** BEGIN INPUT DATA **

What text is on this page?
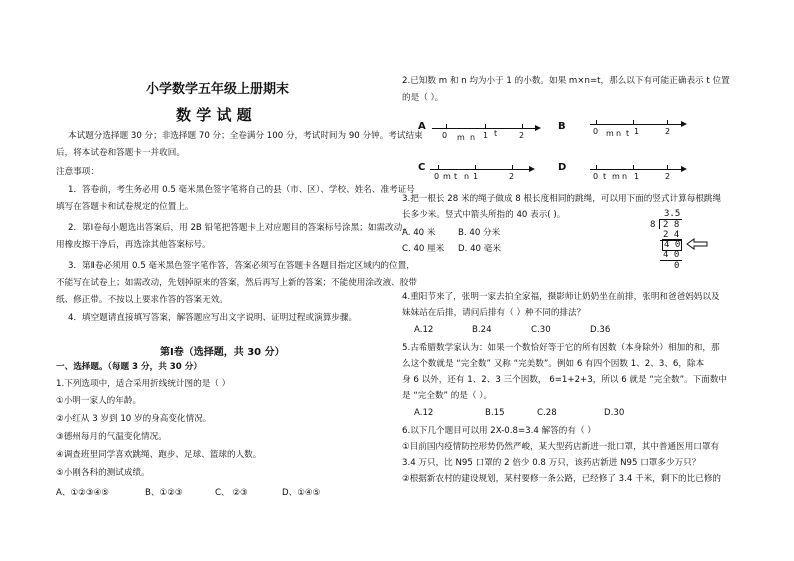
小学数学五年级上册期末
数 学 试 题
本试题分选择题 30 分；非选择题 70 分；全卷满分 100 分，考试时间为 90 分钟。考试结束
后，将本试卷和答题卡一并收回。
注意事项：
1．答卷前，考生务必用 0.5 毫米黑色签字笔将自己的县（市、区）、学校、姓名、准考证号
填写在答题卡和试卷规定的位置上。
2．第Ⅰ卷每小题选出答案后，用 2B 铅笔把答题卡上对应题目的答案标号涂黑；如需改动，
用橡皮擦干净后，再选涂其他答案标号。
3．第Ⅱ卷必须用 0.5 毫米黑色签字笔作答，答案必须写在答题卡各题目指定区域内的位置，
不能写在试卷上；如需改动，先划掉原来的答案，然后再写上新的答案；不能使用涂改液、胶带
纸、修正带。不按以上要求作答的答案无效。
4．填空题请直接填写答案，解答题应写出文字说明、证明过程或演算步骤。
第Ⅰ卷（选择题，共 30 分）
一、选择题。（每题 3 分，共 30 分）
1.下列选项中，适合采用折线统计图的是（ ）
①小明一家人的年龄。
②小红从 3 岁到 10 岁的身高变化情况。
③德州每月的气温变化情况。
④调查班里同学喜欢跳绳、跑步、足球、篮球的人数。
⑤小刚各科的测试成绩。
A、①②③④⑤	B、①②③	C、 ②③	D、①④⑤
2.已知数 m 和 n 均为小于 1 的小数。如果 m×n=t，那么以下有可能正确表示 t 位置
的是（ ）。
A
0 m n 1 t	2
B	0 m n t 1	2
C
0 m t n 1	2
D
0 t m n 1	2
3.把一根长 28 米的绳子做成 8 根长度相同的跳绳，可以用下面的竖式计算每根跳绳
长多少米。竖式中箭头所指的 40 表示( )。
A. 40 米	B. 40 分米
C. 40 厘米 D. 40 毫米
3.5
8 2 8
2 4
4 0
4 0
0
4.重阳节来了，张明一家去拍全家福，摄影师让奶奶坐在前排，张明和爸爸妈妈以及
妹妹站在后排，请问后排有（ ）种不同的排法？
A.12	B.24	C.30	D.36
5.古希腊数学家认为：如果一个数恰好等于它的所有因数（本身除外）相加的和，那
么这个数就是 “完全数” 又称 “完美数”。例如 6 有四个因数 1、2、3、6，除本
身 6 以外，还有 1、2、3 三个因数， 6=1+2+3，所以 6 就是 “完全数”。下面数中
是 “完全数” 的是（ ）。
A.12	B.15	C.28	D.30
6.以下几个题目可以用 2X-0.8=3.4 解答的有（ ）
①目前国内疫情防控形势仍然严峻，某大型药店新进一批口罩，其中普通医用口罩有
3.4 万只，比 N95 口罩的 2 倍少 0.8 万只，该药店新进 N95 口罩多少万只？
②根据新农村的建设规划，某村要修一条公路，已经修了 3.4 千米，剩下的比已修的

** END INPUT DATA **

→ PROBLEM DESCRIPTION
The records above must be transcribed exactly. Pictures are left out of the copy.

→ CORRECT RESULT
What text is on this page?
小学数学五年级上册期末
数 学 试 题
本试题分选择题 30 分；非选择题 70 分；全卷满分 100 分，考试时间为 90 分钟。考试结束
后，将本试卷和答题卡一并收回。
注意事项：
1．答卷前，考生务必用 0.5 毫米黑色签字笔将自己的县（市、区）、学校、姓名、准考证号
填写在答题卡和试卷规定的位置上。
2．第Ⅰ卷每小题选出答案后，用 2B 铅笔把答题卡上对应题目的答案标号涂黑；如需改动，
用橡皮擦干净后，再选涂其他答案标号。
3．第Ⅱ卷必须用 0.5 毫米黑色签字笔作答，答案必须写在答题卡各题目指定区域内的位置，
不能写在试卷上；如需改动，先划掉原来的答案，然后再写上新的答案；不能使用涂改液、胶带
纸、修正带。不按以上要求作答的答案无效。
4．填空题请直接填写答案，解答题应写出文字说明、证明过程或演算步骤。
第Ⅰ卷（选择题，共 30 分）
一、选择题。（每题 3 分，共 30 分）
1.下列选项中，适合采用折线统计图的是（ ）
①小明一家人的年龄。
②小红从 3 岁到 10 岁的身高变化情况。
③德州每月的气温变化情况。
④调查班里同学喜欢跳绳、跑步、足球、篮球的人数。
⑤小刚各科的测试成绩。
A、①②③④⑤	B、①②③	C、 ②③	D、①④⑤
2.已知数 m 和 n 均为小于 1 的小数。如果 m×n=t，那么以下有可能正确表示 t 位置
的是（ ）。
A
0 m n 1 t	2
B	0 m n t 1	2
C
0 m t n 1	2
D
0 t m n 1	2
3.把一根长 28 米的绳子做成 8 根长度相同的跳绳，可以用下面的竖式计算每根跳绳
长多少米。竖式中箭头所指的 40 表示( )。
A. 40 米	B. 40 分米
C. 40 厘米 D. 40 毫米
3.5
8 2 8
2 4
4 0
4 0
0
4.重阳节来了，张明一家去拍全家福，摄影师让奶奶坐在前排，张明和爸爸妈妈以及
妹妹站在后排，请问后排有（ ）种不同的排法？
A.12	B.24	C.30	D.36
5.古希腊数学家认为：如果一个数恰好等于它的所有因数（本身除外）相加的和，那
么这个数就是 “完全数” 又称 “完美数”。例如 6 有四个因数 1、2、3、6，除本
身 6 以外，还有 1、2、3 三个因数， 6=1+2+3，所以 6 就是 “完全数”。下面数中
是 “完全数” 的是（ ）。
A.12	B.15	C.28	D.30
6.以下几个题目可以用 2X-0.8=3.4 解答的有（ ）
①目前国内疫情防控形势仍然严峻，某大型药店新进一批口罩，其中普通医用口罩有
3.4 万只，比 N95 口罩的 2 倍少 0.8 万只，该药店新进 N95 口罩多少万只？
②根据新农村的建设规划，某村要修一条公路，已经修了 3.4 千米，剩下的比已修的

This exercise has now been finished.